- Work instructions:
In the data from the first line through the line containing "legend: R = 0.027", rename "ethiopian-point" to "ethiopian-marker" and give those lines again with nothing else changed.

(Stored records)
·····

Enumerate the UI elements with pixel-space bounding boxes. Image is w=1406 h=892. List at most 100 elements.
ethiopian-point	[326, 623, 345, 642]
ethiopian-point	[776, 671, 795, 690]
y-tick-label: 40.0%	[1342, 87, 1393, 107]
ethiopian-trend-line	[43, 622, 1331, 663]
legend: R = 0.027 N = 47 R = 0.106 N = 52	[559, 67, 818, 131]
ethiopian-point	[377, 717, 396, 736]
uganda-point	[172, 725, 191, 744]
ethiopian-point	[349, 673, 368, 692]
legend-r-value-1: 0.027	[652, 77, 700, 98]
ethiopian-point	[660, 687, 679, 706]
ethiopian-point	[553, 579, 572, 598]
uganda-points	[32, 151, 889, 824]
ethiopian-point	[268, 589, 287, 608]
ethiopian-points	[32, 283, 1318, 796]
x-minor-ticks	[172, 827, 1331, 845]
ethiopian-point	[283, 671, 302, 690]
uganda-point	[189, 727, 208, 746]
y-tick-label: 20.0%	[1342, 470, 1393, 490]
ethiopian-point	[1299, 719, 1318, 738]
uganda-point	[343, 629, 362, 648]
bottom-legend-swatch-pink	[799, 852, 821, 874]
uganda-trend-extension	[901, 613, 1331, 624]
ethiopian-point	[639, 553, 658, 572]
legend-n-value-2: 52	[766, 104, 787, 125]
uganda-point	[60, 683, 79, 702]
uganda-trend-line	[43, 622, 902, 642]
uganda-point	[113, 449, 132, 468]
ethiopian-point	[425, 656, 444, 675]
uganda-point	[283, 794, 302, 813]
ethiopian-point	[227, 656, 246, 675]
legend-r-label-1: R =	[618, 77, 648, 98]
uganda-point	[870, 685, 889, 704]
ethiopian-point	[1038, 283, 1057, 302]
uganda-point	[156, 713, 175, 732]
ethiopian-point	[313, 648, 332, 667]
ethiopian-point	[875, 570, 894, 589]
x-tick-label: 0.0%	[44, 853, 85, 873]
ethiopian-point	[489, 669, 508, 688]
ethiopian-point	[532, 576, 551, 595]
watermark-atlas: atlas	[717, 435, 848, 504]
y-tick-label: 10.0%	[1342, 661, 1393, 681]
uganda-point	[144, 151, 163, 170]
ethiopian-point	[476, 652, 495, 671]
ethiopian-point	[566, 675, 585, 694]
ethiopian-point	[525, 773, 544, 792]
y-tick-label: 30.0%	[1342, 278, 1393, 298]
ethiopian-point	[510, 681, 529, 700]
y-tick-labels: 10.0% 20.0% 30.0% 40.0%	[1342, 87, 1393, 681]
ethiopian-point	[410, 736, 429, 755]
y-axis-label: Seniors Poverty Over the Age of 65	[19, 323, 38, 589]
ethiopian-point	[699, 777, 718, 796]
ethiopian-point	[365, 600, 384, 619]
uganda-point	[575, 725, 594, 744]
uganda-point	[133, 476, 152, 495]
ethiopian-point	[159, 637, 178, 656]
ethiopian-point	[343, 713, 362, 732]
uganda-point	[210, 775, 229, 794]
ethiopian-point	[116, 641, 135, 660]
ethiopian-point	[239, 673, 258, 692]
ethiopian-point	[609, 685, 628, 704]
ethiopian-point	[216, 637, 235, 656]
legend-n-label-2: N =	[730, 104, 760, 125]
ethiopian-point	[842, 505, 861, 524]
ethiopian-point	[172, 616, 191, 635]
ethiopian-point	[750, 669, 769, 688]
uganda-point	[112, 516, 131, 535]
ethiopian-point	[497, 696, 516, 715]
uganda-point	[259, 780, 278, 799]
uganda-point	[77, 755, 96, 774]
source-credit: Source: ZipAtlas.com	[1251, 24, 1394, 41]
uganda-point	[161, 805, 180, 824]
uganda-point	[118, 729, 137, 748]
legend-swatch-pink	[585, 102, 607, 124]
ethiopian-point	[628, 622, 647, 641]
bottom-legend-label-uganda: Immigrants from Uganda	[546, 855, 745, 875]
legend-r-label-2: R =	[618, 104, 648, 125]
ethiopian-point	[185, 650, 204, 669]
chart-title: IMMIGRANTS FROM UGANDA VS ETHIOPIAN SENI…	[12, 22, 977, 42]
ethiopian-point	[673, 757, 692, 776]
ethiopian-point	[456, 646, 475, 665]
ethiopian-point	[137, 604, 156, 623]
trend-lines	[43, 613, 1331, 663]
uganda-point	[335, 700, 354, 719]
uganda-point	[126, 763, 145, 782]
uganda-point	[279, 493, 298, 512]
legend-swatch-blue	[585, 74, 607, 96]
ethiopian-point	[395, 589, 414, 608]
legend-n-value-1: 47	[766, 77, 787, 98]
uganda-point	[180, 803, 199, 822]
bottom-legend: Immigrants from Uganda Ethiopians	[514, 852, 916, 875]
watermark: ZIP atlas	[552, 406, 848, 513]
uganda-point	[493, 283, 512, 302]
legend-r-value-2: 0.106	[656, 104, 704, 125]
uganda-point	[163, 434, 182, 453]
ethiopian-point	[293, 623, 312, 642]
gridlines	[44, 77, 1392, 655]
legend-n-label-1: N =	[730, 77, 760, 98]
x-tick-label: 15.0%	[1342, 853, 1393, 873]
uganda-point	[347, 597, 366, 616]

·····

- Solution to the exercise:
Enumerate the UI elements with pixel-space bounding boxes. Image is w=1406 h=892. List at most 100 elements.
ethiopian-marker	[326, 623, 345, 642]
ethiopian-marker	[776, 671, 795, 690]
y-tick-label: 40.0%	[1342, 87, 1393, 107]
ethiopian-trend-line	[43, 622, 1331, 663]
legend: R = 0.027 N = 47 R = 0.106 N = 52	[559, 67, 818, 131]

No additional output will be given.